Repeat all the records exactly, omitting pictures.

[Dataset items]
--- begin ---

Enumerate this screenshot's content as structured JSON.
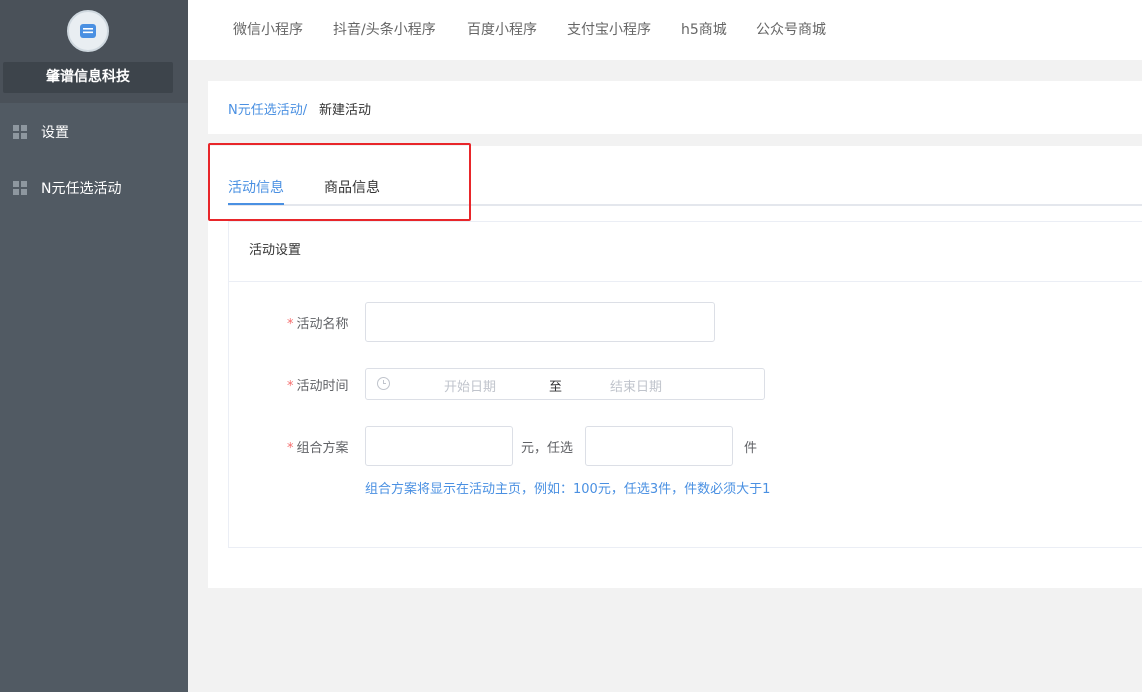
{
  "sidebar": {
    "brand": "肇谱信息科技",
    "items": [
      {
        "label": "设置"
      },
      {
        "label": "N元任选活动"
      }
    ]
  },
  "topnav": {
    "tabs": [
      "微信小程序",
      "抖音/头条小程序",
      "百度小程序",
      "支付宝小程序",
      "h5商城",
      "公众号商城"
    ]
  },
  "breadcrumb": {
    "parent": "N元任选活动/",
    "current": "新建活动"
  },
  "tabs": {
    "active": "活动信息",
    "inactive": "商品信息"
  },
  "card": {
    "title": "活动设置"
  },
  "form": {
    "name_label": "活动名称",
    "name_value": "",
    "time_label": "活动时间",
    "start_placeholder": "开始日期",
    "separator": "至",
    "end_placeholder": "结束日期",
    "combo_label": "组合方案",
    "amount_value": "",
    "amount_unit": "元，任选",
    "count_value": "",
    "count_unit": "件",
    "hint": "组合方案将显示在活动主页，例如：100元，任选3件，件数必须大于1",
    "required_mark": "*"
  },
  "colors": {
    "sidebar_bg": "#515a63",
    "accent": "#4a90e2",
    "highlight": "#e8262a",
    "required": "#f56c6c"
  }
}
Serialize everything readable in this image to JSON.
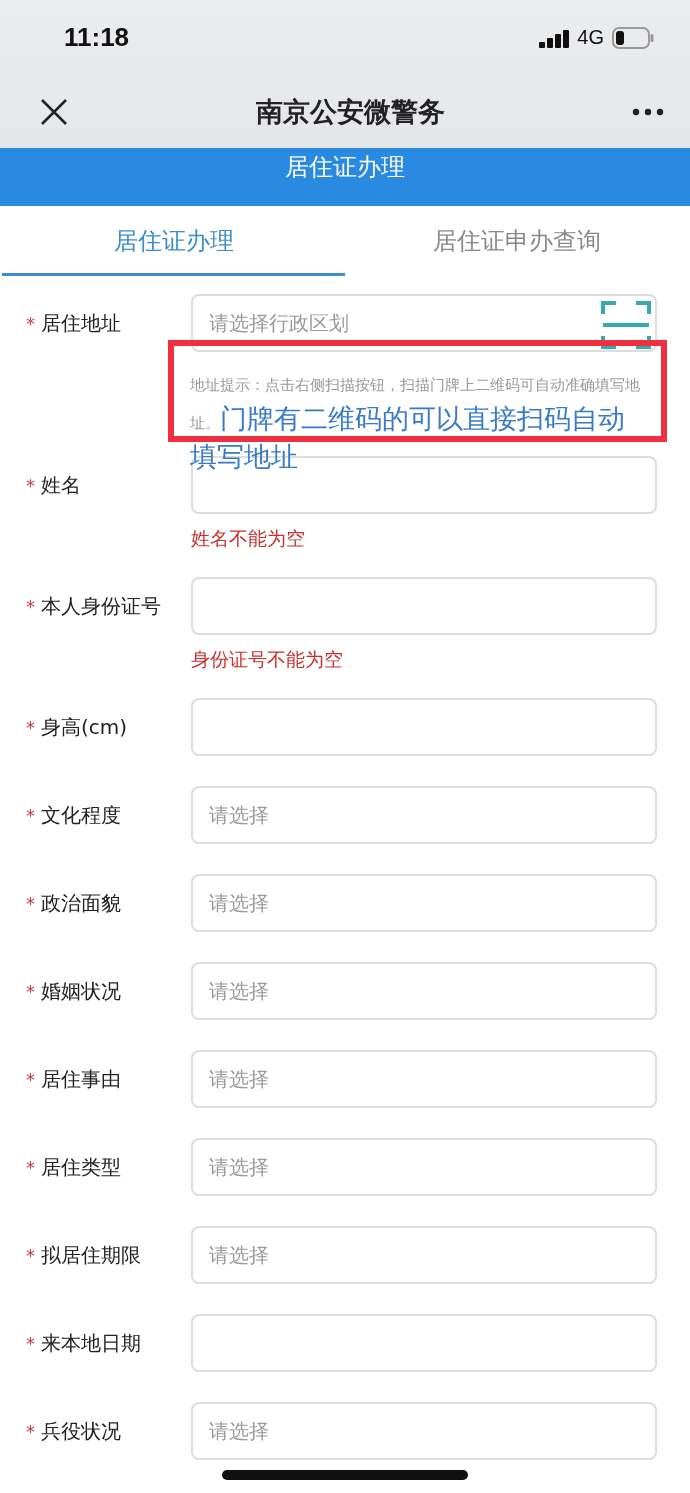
{
  "status_bar": {
    "time": "11:18",
    "network": "4G"
  },
  "nav": {
    "title": "南京公安微警务"
  },
  "header": {
    "title": "居住证办理"
  },
  "tabs": [
    {
      "label": "居住证办理",
      "selected": true
    },
    {
      "label": "居住证申办查询",
      "selected": false
    }
  ],
  "form": {
    "fields": [
      {
        "label": "居住地址",
        "mark": "*",
        "kind": "scan",
        "placeholder": "请选择行政区划",
        "hint": "地址提示：点击右侧扫描按钮，扫描门牌上二维码可自动准确填写地址。",
        "annotation": "门牌有二维码的可以直接扫码自动填写地址"
      },
      {
        "label": "姓名",
        "mark": "*",
        "kind": "text",
        "error": "姓名不能为空"
      },
      {
        "label": "本人身份证号",
        "mark": "*",
        "kind": "text",
        "error": "身份证号不能为空"
      },
      {
        "label": "身高(cm)",
        "mark": "*",
        "kind": "text"
      },
      {
        "label": "文化程度",
        "mark": "*",
        "kind": "select",
        "placeholder": "请选择"
      },
      {
        "label": "政治面貌",
        "mark": "*",
        "kind": "select",
        "placeholder": "请选择"
      },
      {
        "label": "婚姻状况",
        "mark": "*",
        "kind": "select",
        "placeholder": "请选择"
      },
      {
        "label": "居住事由",
        "mark": "*",
        "kind": "select",
        "placeholder": "请选择"
      },
      {
        "label": "居住类型",
        "mark": "*",
        "kind": "select",
        "placeholder": "请选择"
      },
      {
        "label": "拟居住期限",
        "mark": "*",
        "kind": "select",
        "placeholder": "请选择"
      },
      {
        "label": "来本地日期",
        "mark": "*",
        "kind": "text"
      },
      {
        "label": "兵役状况",
        "mark": "*",
        "kind": "select",
        "placeholder": "请选择"
      }
    ]
  }
}
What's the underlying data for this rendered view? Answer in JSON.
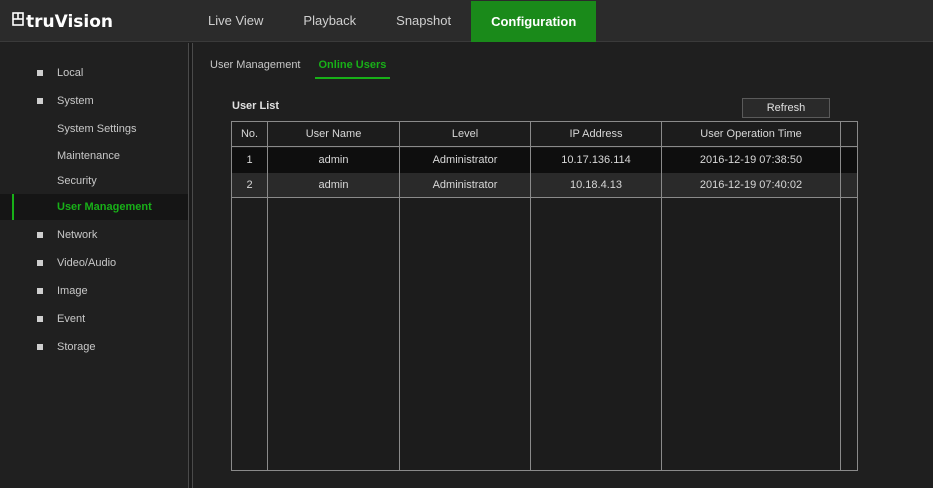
{
  "app": {
    "brand": "truVision"
  },
  "topnav": {
    "items": [
      {
        "label": "Live View"
      },
      {
        "label": "Playback"
      },
      {
        "label": "Snapshot"
      },
      {
        "label": "Configuration"
      }
    ],
    "active": "Configuration"
  },
  "sidebar": {
    "items": [
      {
        "label": "Local",
        "type": "group"
      },
      {
        "label": "System",
        "type": "group"
      },
      {
        "label": "System Settings",
        "type": "sub"
      },
      {
        "label": "Maintenance",
        "type": "sub"
      },
      {
        "label": "Security",
        "type": "sub"
      },
      {
        "label": "User Management",
        "type": "sub",
        "active": true
      },
      {
        "label": "Network",
        "type": "group"
      },
      {
        "label": "Video/Audio",
        "type": "group"
      },
      {
        "label": "Image",
        "type": "group"
      },
      {
        "label": "Event",
        "type": "group"
      },
      {
        "label": "Storage",
        "type": "group"
      }
    ]
  },
  "subtabs": {
    "items": [
      {
        "label": "User Management"
      },
      {
        "label": "Online Users"
      }
    ],
    "active": "Online Users"
  },
  "user_list": {
    "title": "User List",
    "refresh_label": "Refresh",
    "columns": [
      "No.",
      "User Name",
      "Level",
      "IP Address",
      "User Operation Time"
    ],
    "rows": [
      [
        "1",
        "admin",
        "Administrator",
        "10.17.136.114",
        "2016-12-19 07:38:50"
      ],
      [
        "2",
        "admin",
        "Administrator",
        "10.18.4.13",
        "2016-12-19 07:40:02"
      ]
    ]
  },
  "colors": {
    "accent": "#1a8a1a",
    "accent_text": "#18b018",
    "background": "#1f1f1f"
  }
}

--- end ---

- Complete output
Enumerate this screenshot's content as structured JSON.
{
  "sidebar": {
    "brand": "肇谱信息科技",
    "items": [
      {
        "label": "设置"
      },
      {
        "label": "N元任选活动"
      }
    ]
  },
  "topnav": {
    "tabs": [
      "微信小程序",
      "抖音/头条小程序",
      "百度小程序",
      "支付宝小程序",
      "h5商城",
      "公众号商城"
    ]
  },
  "breadcrumb": {
    "parent": "N元任选活动/",
    "current": "新建活动"
  },
  "tabs": {
    "active": "活动信息",
    "inactive": "商品信息"
  },
  "card": {
    "title": "活动设置"
  },
  "form": {
    "name_label": "活动名称",
    "name_value": "",
    "time_label": "活动时间",
    "start_placeholder": "开始日期",
    "separator": "至",
    "end_placeholder": "结束日期",
    "combo_label": "组合方案",
    "amount_value": "",
    "amount_unit": "元，任选",
    "count_value": "",
    "count_unit": "件",
    "hint": "组合方案将显示在活动主页，例如：100元，任选3件，件数必须大于1",
    "required_mark": "*"
  },
  "colors": {
    "sidebar_bg": "#515a63",
    "accent": "#4a90e2",
    "highlight": "#e8262a",
    "required": "#f56c6c"
  }
}
Serialize everything readable in this image to JSON.
{
  "status_bar": {
    "time": "11:18",
    "network": "4G"
  },
  "nav": {
    "title": "南京公安微警务"
  },
  "header": {
    "title": "居住证办理"
  },
  "tabs": [
    {
      "label": "居住证办理",
      "selected": true
    },
    {
      "label": "居住证申办查询",
      "selected": false
    }
  ],
  "form": {
    "fields": [
      {
        "label": "居住地址",
        "mark": "*",
        "kind": "scan",
        "placeholder": "请选择行政区划",
        "hint": "地址提示：点击右侧扫描按钮，扫描门牌上二维码可自动准确填写地址。",
        "annotation": "门牌有二维码的可以直接扫码自动填写地址"
      },
      {
        "label": "姓名",
        "mark": "*",
        "kind": "text",
        "error": "姓名不能为空"
      },
      {
        "label": "本人身份证号",
        "mark": "*",
        "kind": "text",
        "error": "身份证号不能为空"
      },
      {
        "label": "身高(cm)",
        "mark": "*",
        "kind": "text"
      },
      {
        "label": "文化程度",
        "mark": "*",
        "kind": "select",
        "placeholder": "请选择"
      },
      {
        "label": "政治面貌",
        "mark": "*",
        "kind": "select",
        "placeholder": "请选择"
      },
      {
        "label": "婚姻状况",
        "mark": "*",
        "kind": "select",
        "placeholder": "请选择"
      },
      {
        "label": "居住事由",
        "mark": "*",
        "kind": "select",
        "placeholder": "请选择"
      },
      {
        "label": "居住类型",
        "mark": "*",
        "kind": "select",
        "placeholder": "请选择"
      },
      {
        "label": "拟居住期限",
        "mark": "*",
        "kind": "select",
        "placeholder": "请选择"
      },
      {
        "label": "来本地日期",
        "mark": "*",
        "kind": "text"
      },
      {
        "label": "兵役状况",
        "mark": "*",
        "kind": "select",
        "placeholder": "请选择"
      }
    ]
  }
}
What's the underlying data for this rendered view? Answer in JSON.
{
  "app": {
    "brand": "truVision"
  },
  "topnav": {
    "items": [
      {
        "label": "Live View"
      },
      {
        "label": "Playback"
      },
      {
        "label": "Snapshot"
      },
      {
        "label": "Configuration"
      }
    ],
    "active": "Configuration"
  },
  "sidebar": {
    "items": [
      {
        "label": "Local",
        "type": "group"
      },
      {
        "label": "System",
        "type": "group"
      },
      {
        "label": "System Settings",
        "type": "sub"
      },
      {
        "label": "Maintenance",
        "type": "sub"
      },
      {
        "label": "Security",
        "type": "sub"
      },
      {
        "label": "User Management",
        "type": "sub",
        "active": true
      },
      {
        "label": "Network",
        "type": "group"
      },
      {
        "label": "Video/Audio",
        "type": "group"
      },
      {
        "label": "Image",
        "type": "group"
      },
      {
        "label": "Event",
        "type": "group"
      },
      {
        "label": "Storage",
        "type": "group"
      }
    ]
  },
  "subtabs": {
    "items": [
      {
        "label": "User Management"
      },
      {
        "label": "Online Users"
      }
    ],
    "active": "Online Users"
  },
  "user_list": {
    "title": "User List",
    "refresh_label": "Refresh",
    "columns": [
      "No.",
      "User Name",
      "Level",
      "IP Address",
      "User Operation Time"
    ],
    "rows": [
      [
        "1",
        "admin",
        "Administrator",
        "10.17.136.114",
        "2016-12-19 07:38:50"
      ],
      [
        "2",
        "admin",
        "Administrator",
        "10.18.4.13",
        "2016-12-19 07:40:02"
      ]
    ]
  },
  "colors": {
    "accent": "#1a8a1a",
    "accent_text": "#18b018",
    "background": "#1f1f1f"
  }
}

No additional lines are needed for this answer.